> Exercise aim:
Where a line holds the word "this", copy that line.

> Information shown:
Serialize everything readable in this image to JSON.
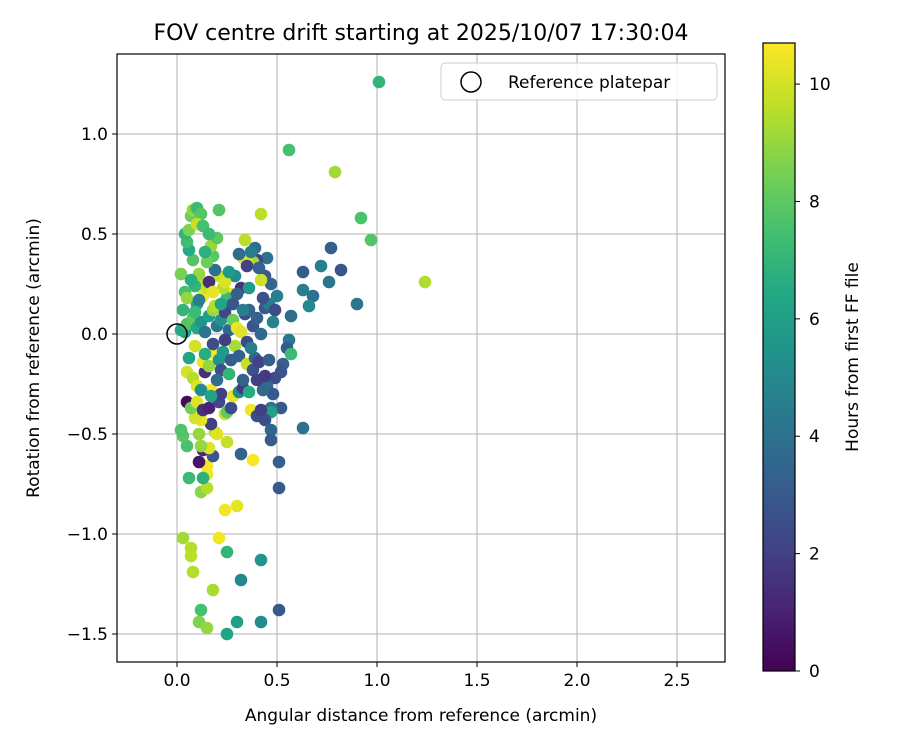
{
  "chart_data": {
    "type": "scatter",
    "title": "FOV centre drift starting at 2025/10/07 17:30:04",
    "xlabel": "Angular distance from reference (arcmin)",
    "ylabel": "Rotation from reference (arcmin)",
    "xlim": [
      -0.3,
      2.74
    ],
    "ylim": [
      -1.64,
      1.4
    ],
    "xticks": [
      0.0,
      0.5,
      1.0,
      1.5,
      2.0,
      2.5
    ],
    "xtick_labels": [
      "0.0",
      "0.5",
      "1.0",
      "1.5",
      "2.0",
      "2.5"
    ],
    "yticks": [
      -1.5,
      -1.0,
      -0.5,
      0.0,
      0.5,
      1.0
    ],
    "ytick_labels": [
      "−1.5",
      "−1.0",
      "−0.5",
      "0.0",
      "0.5",
      "1.0"
    ],
    "grid": true,
    "legend": {
      "placement": "top-right",
      "entries": [
        {
          "label": "Reference platepar",
          "marker": "open-circle",
          "x": 0.0,
          "y": 0.0
        }
      ]
    },
    "colorbar": {
      "label": "Hours from first FF file",
      "colormap": "viridis",
      "range": [
        0,
        10.7
      ],
      "ticks": [
        0,
        2,
        4,
        6,
        8,
        10
      ],
      "tick_labels": [
        "0",
        "2",
        "4",
        "6",
        "8",
        "10"
      ]
    },
    "points": [
      {
        "x": 1.01,
        "y": 1.26,
        "c": 7.0
      },
      {
        "x": 0.56,
        "y": 0.92,
        "c": 7.5
      },
      {
        "x": 0.79,
        "y": 0.81,
        "c": 9.2
      },
      {
        "x": 0.92,
        "y": 0.58,
        "c": 7.6
      },
      {
        "x": 0.97,
        "y": 0.47,
        "c": 7.8
      },
      {
        "x": 1.24,
        "y": 0.26,
        "c": 9.4
      },
      {
        "x": 0.42,
        "y": 0.6,
        "c": 9.6
      },
      {
        "x": 0.77,
        "y": 0.43,
        "c": 3.2
      },
      {
        "x": 0.82,
        "y": 0.32,
        "c": 2.8
      },
      {
        "x": 0.72,
        "y": 0.34,
        "c": 4.6
      },
      {
        "x": 0.63,
        "y": 0.31,
        "c": 3.0
      },
      {
        "x": 0.76,
        "y": 0.26,
        "c": 4.2
      },
      {
        "x": 0.68,
        "y": 0.19,
        "c": 4.0
      },
      {
        "x": 0.63,
        "y": 0.22,
        "c": 4.5
      },
      {
        "x": 0.66,
        "y": 0.14,
        "c": 5.0
      },
      {
        "x": 0.9,
        "y": 0.15,
        "c": 4.2
      },
      {
        "x": 0.57,
        "y": 0.09,
        "c": 3.8
      },
      {
        "x": 0.48,
        "y": 0.06,
        "c": 4.8
      },
      {
        "x": 0.56,
        "y": -0.03,
        "c": 4.3
      },
      {
        "x": 0.55,
        "y": -0.07,
        "c": 3.0
      },
      {
        "x": 0.57,
        "y": -0.1,
        "c": 7.2
      },
      {
        "x": 0.53,
        "y": -0.15,
        "c": 3.2
      },
      {
        "x": 0.52,
        "y": -0.19,
        "c": 2.8
      },
      {
        "x": 0.49,
        "y": -0.22,
        "c": 2.5
      },
      {
        "x": 0.45,
        "y": -0.26,
        "c": 3.6
      },
      {
        "x": 0.48,
        "y": -0.3,
        "c": 3.0
      },
      {
        "x": 0.52,
        "y": -0.37,
        "c": 3.0
      },
      {
        "x": 0.47,
        "y": -0.37,
        "c": 4.1
      },
      {
        "x": 0.47,
        "y": -0.39,
        "c": 6.0
      },
      {
        "x": 0.44,
        "y": -0.43,
        "c": 2.5
      },
      {
        "x": 0.47,
        "y": -0.48,
        "c": 3.5
      },
      {
        "x": 0.63,
        "y": -0.47,
        "c": 4.0
      },
      {
        "x": 0.47,
        "y": -0.53,
        "c": 3.1
      },
      {
        "x": 0.51,
        "y": -0.64,
        "c": 3.2
      },
      {
        "x": 0.51,
        "y": -0.77,
        "c": 3.0
      },
      {
        "x": 0.32,
        "y": -0.6,
        "c": 3.3
      },
      {
        "x": 0.38,
        "y": -0.63,
        "c": 10.6
      },
      {
        "x": 0.3,
        "y": -0.86,
        "c": 10.3
      },
      {
        "x": 0.24,
        "y": -0.88,
        "c": 10.5
      },
      {
        "x": 0.21,
        "y": -1.02,
        "c": 10.5
      },
      {
        "x": 0.25,
        "y": -1.09,
        "c": 7.0
      },
      {
        "x": 0.42,
        "y": -1.13,
        "c": 5.5
      },
      {
        "x": 0.32,
        "y": -1.23,
        "c": 5.0
      },
      {
        "x": 0.51,
        "y": -1.38,
        "c": 3.0
      },
      {
        "x": 0.42,
        "y": -1.44,
        "c": 5.2
      },
      {
        "x": 0.3,
        "y": -1.44,
        "c": 6.0
      },
      {
        "x": 0.25,
        "y": -1.5,
        "c": 6.3
      },
      {
        "x": 0.12,
        "y": -1.38,
        "c": 7.5
      },
      {
        "x": 0.18,
        "y": -1.28,
        "c": 9.3
      },
      {
        "x": 0.11,
        "y": -1.44,
        "c": 8.6
      },
      {
        "x": 0.15,
        "y": -1.47,
        "c": 9.0
      },
      {
        "x": 0.08,
        "y": -1.19,
        "c": 9.5
      },
      {
        "x": 0.07,
        "y": -1.07,
        "c": 9.5
      },
      {
        "x": 0.07,
        "y": -1.11,
        "c": 9.6
      },
      {
        "x": 0.03,
        "y": -1.02,
        "c": 9.2
      },
      {
        "x": 0.06,
        "y": -0.72,
        "c": 7.2
      },
      {
        "x": 0.12,
        "y": -0.79,
        "c": 8.8
      },
      {
        "x": 0.15,
        "y": -0.77,
        "c": 9.5
      },
      {
        "x": 0.15,
        "y": -0.7,
        "c": 10.4
      },
      {
        "x": 0.15,
        "y": -0.66,
        "c": 10.6
      },
      {
        "x": 0.13,
        "y": -0.72,
        "c": 6.8
      },
      {
        "x": 0.11,
        "y": -0.64,
        "c": 0.6
      },
      {
        "x": 0.13,
        "y": -0.58,
        "c": 1.2
      },
      {
        "x": 0.18,
        "y": -0.61,
        "c": 2.8
      },
      {
        "x": 0.16,
        "y": -0.57,
        "c": 10.2
      },
      {
        "x": 0.12,
        "y": -0.56,
        "c": 9.0
      },
      {
        "x": 0.05,
        "y": -0.56,
        "c": 7.6
      },
      {
        "x": 0.03,
        "y": -0.51,
        "c": 7.9
      },
      {
        "x": 0.02,
        "y": -0.48,
        "c": 7.7
      },
      {
        "x": 0.11,
        "y": -0.5,
        "c": 9.0
      },
      {
        "x": 0.19,
        "y": -0.49,
        "c": 9.6
      },
      {
        "x": 0.2,
        "y": -0.5,
        "c": 10.2
      },
      {
        "x": 0.25,
        "y": -0.54,
        "c": 9.8
      },
      {
        "x": 0.17,
        "y": -0.45,
        "c": 2.0
      },
      {
        "x": 0.12,
        "y": -0.43,
        "c": 10.4
      },
      {
        "x": 0.09,
        "y": -0.42,
        "c": 10.0
      },
      {
        "x": 0.05,
        "y": -0.34,
        "c": 0.3
      },
      {
        "x": 0.07,
        "y": -0.37,
        "c": 8.4
      },
      {
        "x": 0.1,
        "y": -0.34,
        "c": 10.2
      },
      {
        "x": 0.13,
        "y": -0.38,
        "c": 1.5
      },
      {
        "x": 0.16,
        "y": -0.37,
        "c": 1.0
      },
      {
        "x": 0.17,
        "y": -0.28,
        "c": 10.6
      },
      {
        "x": 0.21,
        "y": -0.34,
        "c": 2.3
      },
      {
        "x": 0.22,
        "y": -0.3,
        "c": 2.0
      },
      {
        "x": 0.24,
        "y": -0.4,
        "c": 9.8
      },
      {
        "x": 0.25,
        "y": -0.39,
        "c": 8.0
      },
      {
        "x": 0.27,
        "y": -0.37,
        "c": 2.5
      },
      {
        "x": 0.28,
        "y": -0.31,
        "c": 10.3
      },
      {
        "x": 0.31,
        "y": -0.29,
        "c": 5.0
      },
      {
        "x": 0.33,
        "y": -0.27,
        "c": 1.7
      },
      {
        "x": 0.36,
        "y": -0.29,
        "c": 6.5
      },
      {
        "x": 0.37,
        "y": -0.38,
        "c": 10.5
      },
      {
        "x": 0.4,
        "y": -0.41,
        "c": 2.5
      },
      {
        "x": 0.42,
        "y": -0.38,
        "c": 2.0
      },
      {
        "x": 0.43,
        "y": -0.28,
        "c": 3.6
      },
      {
        "x": 0.05,
        "y": -0.19,
        "c": 10.0
      },
      {
        "x": 0.08,
        "y": -0.22,
        "c": 9.5
      },
      {
        "x": 0.1,
        "y": -0.26,
        "c": 10.2
      },
      {
        "x": 0.14,
        "y": -0.19,
        "c": 1.4
      },
      {
        "x": 0.13,
        "y": -0.14,
        "c": 10.5
      },
      {
        "x": 0.16,
        "y": -0.16,
        "c": 9.0
      },
      {
        "x": 0.19,
        "y": -0.1,
        "c": 10.6
      },
      {
        "x": 0.18,
        "y": -0.05,
        "c": 2.5
      },
      {
        "x": 0.21,
        "y": -0.13,
        "c": 5.5
      },
      {
        "x": 0.22,
        "y": -0.18,
        "c": 2.6
      },
      {
        "x": 0.23,
        "y": -0.09,
        "c": 5.8
      },
      {
        "x": 0.26,
        "y": -0.2,
        "c": 7.0
      },
      {
        "x": 0.27,
        "y": -0.13,
        "c": 3.1
      },
      {
        "x": 0.29,
        "y": -0.06,
        "c": 9.3
      },
      {
        "x": 0.31,
        "y": -0.11,
        "c": 3.2
      },
      {
        "x": 0.33,
        "y": -0.23,
        "c": 3.4
      },
      {
        "x": 0.35,
        "y": -0.15,
        "c": 9.8
      },
      {
        "x": 0.38,
        "y": -0.18,
        "c": 2.6
      },
      {
        "x": 0.4,
        "y": -0.23,
        "c": 2.0
      },
      {
        "x": 0.39,
        "y": -0.12,
        "c": 3.5
      },
      {
        "x": 0.41,
        "y": -0.14,
        "c": 2.1
      },
      {
        "x": 0.44,
        "y": -0.21,
        "c": 1.8
      },
      {
        "x": 0.46,
        "y": -0.13,
        "c": 3.2
      },
      {
        "x": 0.06,
        "y": -0.12,
        "c": 6.3
      },
      {
        "x": 0.09,
        "y": -0.06,
        "c": 10.0
      },
      {
        "x": 0.04,
        "y": 0.01,
        "c": 6.1
      },
      {
        "x": 0.02,
        "y": 0.02,
        "c": 6.5
      },
      {
        "x": 0.05,
        "y": 0.05,
        "c": 7.8
      },
      {
        "x": 0.08,
        "y": 0.08,
        "c": 8.0
      },
      {
        "x": 0.1,
        "y": 0.03,
        "c": 6.4
      },
      {
        "x": 0.12,
        "y": 0.06,
        "c": 5.5
      },
      {
        "x": 0.14,
        "y": 0.01,
        "c": 4.2
      },
      {
        "x": 0.16,
        "y": 0.09,
        "c": 6.0
      },
      {
        "x": 0.18,
        "y": 0.12,
        "c": 9.1
      },
      {
        "x": 0.2,
        "y": 0.04,
        "c": 4.3
      },
      {
        "x": 0.22,
        "y": 0.07,
        "c": 5.5
      },
      {
        "x": 0.24,
        "y": 0.11,
        "c": 2.2
      },
      {
        "x": 0.26,
        "y": 0.02,
        "c": 3.6
      },
      {
        "x": 0.28,
        "y": 0.07,
        "c": 8.3
      },
      {
        "x": 0.3,
        "y": 0.03,
        "c": 10.4
      },
      {
        "x": 0.32,
        "y": 0.01,
        "c": 10.2
      },
      {
        "x": 0.34,
        "y": 0.1,
        "c": 2.5
      },
      {
        "x": 0.36,
        "y": 0.12,
        "c": 3.5
      },
      {
        "x": 0.38,
        "y": 0.04,
        "c": 2.8
      },
      {
        "x": 0.4,
        "y": 0.08,
        "c": 3.3
      },
      {
        "x": 0.42,
        "y": 0.0,
        "c": 3.6
      },
      {
        "x": 0.44,
        "y": 0.13,
        "c": 3.0
      },
      {
        "x": 0.46,
        "y": 0.15,
        "c": 4.6
      },
      {
        "x": 0.49,
        "y": 0.12,
        "c": 2.5
      },
      {
        "x": 0.5,
        "y": 0.19,
        "c": 4.5
      },
      {
        "x": 0.47,
        "y": 0.25,
        "c": 3.5
      },
      {
        "x": 0.44,
        "y": 0.29,
        "c": 3.0
      },
      {
        "x": 0.45,
        "y": 0.38,
        "c": 4.0
      },
      {
        "x": 0.4,
        "y": 0.37,
        "c": 2.2
      },
      {
        "x": 0.39,
        "y": 0.43,
        "c": 3.8
      },
      {
        "x": 0.38,
        "y": 0.36,
        "c": 9.2
      },
      {
        "x": 0.35,
        "y": 0.37,
        "c": 10.0
      },
      {
        "x": 0.34,
        "y": 0.47,
        "c": 9.6
      },
      {
        "x": 0.33,
        "y": 0.38,
        "c": 10.2
      },
      {
        "x": 0.32,
        "y": 0.23,
        "c": 1.5
      },
      {
        "x": 0.29,
        "y": 0.29,
        "c": 5.2
      },
      {
        "x": 0.27,
        "y": 0.2,
        "c": 10.3
      },
      {
        "x": 0.25,
        "y": 0.18,
        "c": 7.2
      },
      {
        "x": 0.23,
        "y": 0.23,
        "c": 9.5
      },
      {
        "x": 0.21,
        "y": 0.29,
        "c": 9.8
      },
      {
        "x": 0.19,
        "y": 0.32,
        "c": 4.0
      },
      {
        "x": 0.18,
        "y": 0.39,
        "c": 7.9
      },
      {
        "x": 0.17,
        "y": 0.44,
        "c": 9.0
      },
      {
        "x": 0.2,
        "y": 0.48,
        "c": 8.0
      },
      {
        "x": 0.15,
        "y": 0.36,
        "c": 8.3
      },
      {
        "x": 0.14,
        "y": 0.41,
        "c": 6.8
      },
      {
        "x": 0.12,
        "y": 0.25,
        "c": 9.6
      },
      {
        "x": 0.13,
        "y": 0.19,
        "c": 10.5
      },
      {
        "x": 0.11,
        "y": 0.3,
        "c": 9.0
      },
      {
        "x": 0.1,
        "y": 0.15,
        "c": 6.0
      },
      {
        "x": 0.09,
        "y": 0.24,
        "c": 7.0
      },
      {
        "x": 0.08,
        "y": 0.37,
        "c": 7.8
      },
      {
        "x": 0.06,
        "y": 0.42,
        "c": 6.5
      },
      {
        "x": 0.05,
        "y": 0.46,
        "c": 7.4
      },
      {
        "x": 0.04,
        "y": 0.5,
        "c": 7.0
      },
      {
        "x": 0.06,
        "y": 0.52,
        "c": 8.6
      },
      {
        "x": 0.07,
        "y": 0.59,
        "c": 8.3
      },
      {
        "x": 0.08,
        "y": 0.62,
        "c": 8.9
      },
      {
        "x": 0.1,
        "y": 0.63,
        "c": 7.2
      },
      {
        "x": 0.12,
        "y": 0.6,
        "c": 7.8
      },
      {
        "x": 0.1,
        "y": 0.55,
        "c": 9.8
      },
      {
        "x": 0.13,
        "y": 0.54,
        "c": 7.5
      },
      {
        "x": 0.16,
        "y": 0.5,
        "c": 7.2
      },
      {
        "x": 0.21,
        "y": 0.62,
        "c": 7.8
      },
      {
        "x": 0.02,
        "y": 0.3,
        "c": 8.5
      },
      {
        "x": 0.04,
        "y": 0.21,
        "c": 7.5
      },
      {
        "x": 0.03,
        "y": 0.12,
        "c": 7.0
      },
      {
        "x": 0.05,
        "y": 0.18,
        "c": 9.0
      },
      {
        "x": 0.07,
        "y": 0.27,
        "c": 6.6
      },
      {
        "x": 0.09,
        "y": 0.11,
        "c": 7.2
      },
      {
        "x": 0.11,
        "y": 0.17,
        "c": 4.5
      },
      {
        "x": 0.15,
        "y": 0.23,
        "c": 9.8
      },
      {
        "x": 0.16,
        "y": 0.26,
        "c": 1.5
      },
      {
        "x": 0.18,
        "y": 0.21,
        "c": 10.3
      },
      {
        "x": 0.19,
        "y": 0.14,
        "c": 9.5
      },
      {
        "x": 0.22,
        "y": 0.15,
        "c": 6.3
      },
      {
        "x": 0.24,
        "y": 0.26,
        "c": 10.1
      },
      {
        "x": 0.26,
        "y": 0.31,
        "c": 5.8
      },
      {
        "x": 0.28,
        "y": 0.15,
        "c": 2.9
      },
      {
        "x": 0.3,
        "y": 0.2,
        "c": 3.2
      },
      {
        "x": 0.31,
        "y": 0.4,
        "c": 3.8
      },
      {
        "x": 0.35,
        "y": 0.34,
        "c": 2.1
      },
      {
        "x": 0.37,
        "y": 0.41,
        "c": 4.4
      },
      {
        "x": 0.42,
        "y": 0.27,
        "c": 9.9
      },
      {
        "x": 0.41,
        "y": 0.33,
        "c": 3.3
      },
      {
        "x": 0.43,
        "y": 0.18,
        "c": 2.6
      },
      {
        "x": 0.36,
        "y": 0.23,
        "c": 5.8
      },
      {
        "x": 0.33,
        "y": 0.12,
        "c": 4.6
      },
      {
        "x": 0.35,
        "y": -0.04,
        "c": 2.3
      },
      {
        "x": 0.37,
        "y": -0.07,
        "c": 4.6
      },
      {
        "x": 0.24,
        "y": -0.03,
        "c": 2.0
      },
      {
        "x": 0.2,
        "y": -0.23,
        "c": 3.8
      },
      {
        "x": 0.14,
        "y": -0.1,
        "c": 6.6
      },
      {
        "x": 0.12,
        "y": -0.28,
        "c": 5.2
      },
      {
        "x": 0.17,
        "y": -0.31,
        "c": 6.2
      }
    ]
  }
}
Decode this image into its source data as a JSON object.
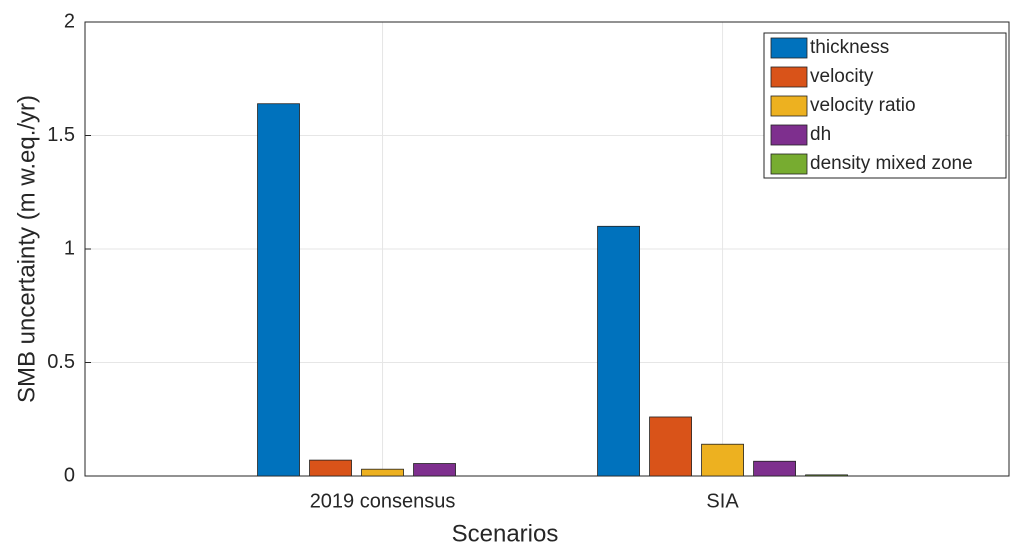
{
  "chart_data": {
    "type": "bar",
    "xlabel": "Scenarios",
    "ylabel": "SMB uncertainty (m w.eq./yr)",
    "categories": [
      "2019 consensus",
      "SIA"
    ],
    "series": [
      {
        "name": "thickness",
        "color": "#0072BD",
        "values": [
          1.64,
          1.1
        ]
      },
      {
        "name": "velocity",
        "color": "#D95319",
        "values": [
          0.07,
          0.26
        ]
      },
      {
        "name": "velocity ratio",
        "color": "#EDB120",
        "values": [
          0.03,
          0.14
        ]
      },
      {
        "name": "dh",
        "color": "#7E2F8E",
        "values": [
          0.055,
          0.065
        ]
      },
      {
        "name": "density mixed zone",
        "color": "#77AC30",
        "values": [
          0,
          0.005
        ]
      }
    ],
    "ylim": [
      0,
      2
    ],
    "yticks": [
      0,
      0.5,
      1,
      1.5,
      2
    ],
    "grid": true,
    "legend": "top-right"
  }
}
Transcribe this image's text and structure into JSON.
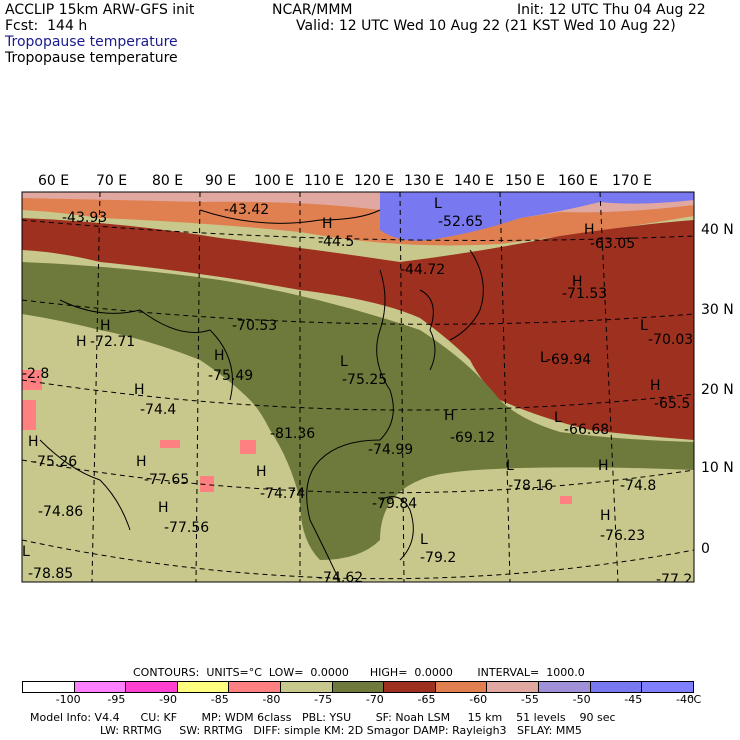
{
  "header": {
    "model": "ACCLIP 15km ARW-GFS init",
    "fcst": "Fcst:  144 h",
    "center": "NCAR/MMM",
    "init": "Init: 12 UTC Thu 04 Aug 22",
    "valid": "Valid: 12 UTC Wed 10 Aug 22 (21 KST Wed 10 Aug 22)",
    "field_title_1": "Tropopause temperature",
    "field_title_2": "Tropopause temperature"
  },
  "map": {
    "lon_labels": [
      "60 E",
      "70 E",
      "80 E",
      "90 E",
      "100 E",
      "110 E",
      "120 E",
      "130 E",
      "140 E",
      "150 E",
      "160 E",
      "170 E"
    ],
    "lat_labels": [
      "40 N",
      "30 N",
      "20 N",
      "10 N",
      "0"
    ],
    "annotations": [
      {
        "t": "-43.93"
      },
      {
        "t": "-43.42"
      },
      {
        "t": "H"
      },
      {
        "t": "-44.5"
      },
      {
        "t": "L"
      },
      {
        "t": "-52.65"
      },
      {
        "t": "-44.72"
      },
      {
        "t": "H"
      },
      {
        "t": "-63.05"
      },
      {
        "t": "H"
      },
      {
        "t": "-71.53"
      },
      {
        "t": "H"
      },
      {
        "t": "-70.53"
      },
      {
        "t": "H"
      },
      {
        "t": "-72.71"
      },
      {
        "t": "L"
      },
      {
        "t": "-70.03"
      },
      {
        "t": "L"
      },
      {
        "t": "-69.94"
      },
      {
        "t": "H"
      },
      {
        "t": "-75.49"
      },
      {
        "t": "L"
      },
      {
        "t": "-75.25"
      },
      {
        "t": "H"
      },
      {
        "t": "-65.5"
      },
      {
        "t": "H"
      },
      {
        "t": "-74.4"
      },
      {
        "t": "-81.36"
      },
      {
        "t": "H"
      },
      {
        "t": "-69.12"
      },
      {
        "t": "L"
      },
      {
        "t": "-66.68"
      },
      {
        "t": "H"
      },
      {
        "t": "-75.26"
      },
      {
        "t": "-74.99"
      },
      {
        "t": "H"
      },
      {
        "t": "-77.65"
      },
      {
        "t": "H"
      },
      {
        "t": "-74.74"
      },
      {
        "t": "L"
      },
      {
        "t": "-78.16"
      },
      {
        "t": "H"
      },
      {
        "t": "-74.8"
      },
      {
        "t": "-74.86"
      },
      {
        "t": "H"
      },
      {
        "t": "-77.56"
      },
      {
        "t": "-79.84"
      },
      {
        "t": "H"
      },
      {
        "t": "-76.23"
      },
      {
        "t": "L"
      },
      {
        "t": "-79.2"
      },
      {
        "t": "L"
      },
      {
        "t": "-78.85"
      },
      {
        "t": "-74.62"
      },
      {
        "t": "-77.2"
      },
      {
        "t": "-2.8"
      }
    ]
  },
  "legend": {
    "contours_line": "CONTOURS:  UNITS=°C  LOW=  0.0000      HIGH=  0.0000       INTERVAL=  1000.0",
    "ticks": [
      "-100",
      "-95",
      "-90",
      "-85",
      "-80",
      "-75",
      "-70",
      "-65",
      "-60",
      "-55",
      "-50",
      "-45",
      "-40"
    ],
    "unit": "°C",
    "colors": [
      "#ffffff",
      "#ff80ff",
      "#ff40d0",
      "#ffff80",
      "#ff8080",
      "#c8c88c",
      "#6e7a3c",
      "#9e3020",
      "#e08050",
      "#e0a8a0",
      "#a090d8",
      "#7878f0",
      "#8080ff"
    ]
  },
  "footer": {
    "line1": "Model Info: V4.4      CU: KF       MP: WDM 6class   PBL: YSU       SF: Noah LSM     15 km    51 levels    90 sec",
    "line2": "LW: RRTMG     SW: RRTMG   DIFF: simple KM: 2D Smagor DAMP: Rayleigh3   SFLAY: MM5"
  }
}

> Written solution:
Serialize everything readable in this image to JSON.
Decode this image into its source data as a JSON object.
Transcribe this image's text and structure into JSON.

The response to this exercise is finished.